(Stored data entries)
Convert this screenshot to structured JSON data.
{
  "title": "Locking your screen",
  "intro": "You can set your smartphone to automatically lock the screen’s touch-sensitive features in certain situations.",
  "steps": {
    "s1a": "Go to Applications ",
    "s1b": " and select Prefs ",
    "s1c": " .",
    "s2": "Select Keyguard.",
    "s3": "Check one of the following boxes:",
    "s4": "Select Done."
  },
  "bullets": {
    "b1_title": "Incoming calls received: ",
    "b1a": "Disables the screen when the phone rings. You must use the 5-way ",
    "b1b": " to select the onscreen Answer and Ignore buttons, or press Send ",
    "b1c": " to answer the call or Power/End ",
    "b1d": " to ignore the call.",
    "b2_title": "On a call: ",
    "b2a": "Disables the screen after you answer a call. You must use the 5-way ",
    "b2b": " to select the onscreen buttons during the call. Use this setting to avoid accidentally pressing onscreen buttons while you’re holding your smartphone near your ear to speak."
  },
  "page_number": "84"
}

— WHAT YOU WILL DO —
Filter out every line that lacks the word "buttons", and copy the rest.

— EXERCISE SOLUTION —
    "b1b": " to select the onscreen Answer and Ignore buttons, or press Send ",
    "b2b": " to select the onscreen buttons during the call. Use this setting to avoid accidentally pressing onscreen buttons while you’re holding your smartphone near your ear to speak."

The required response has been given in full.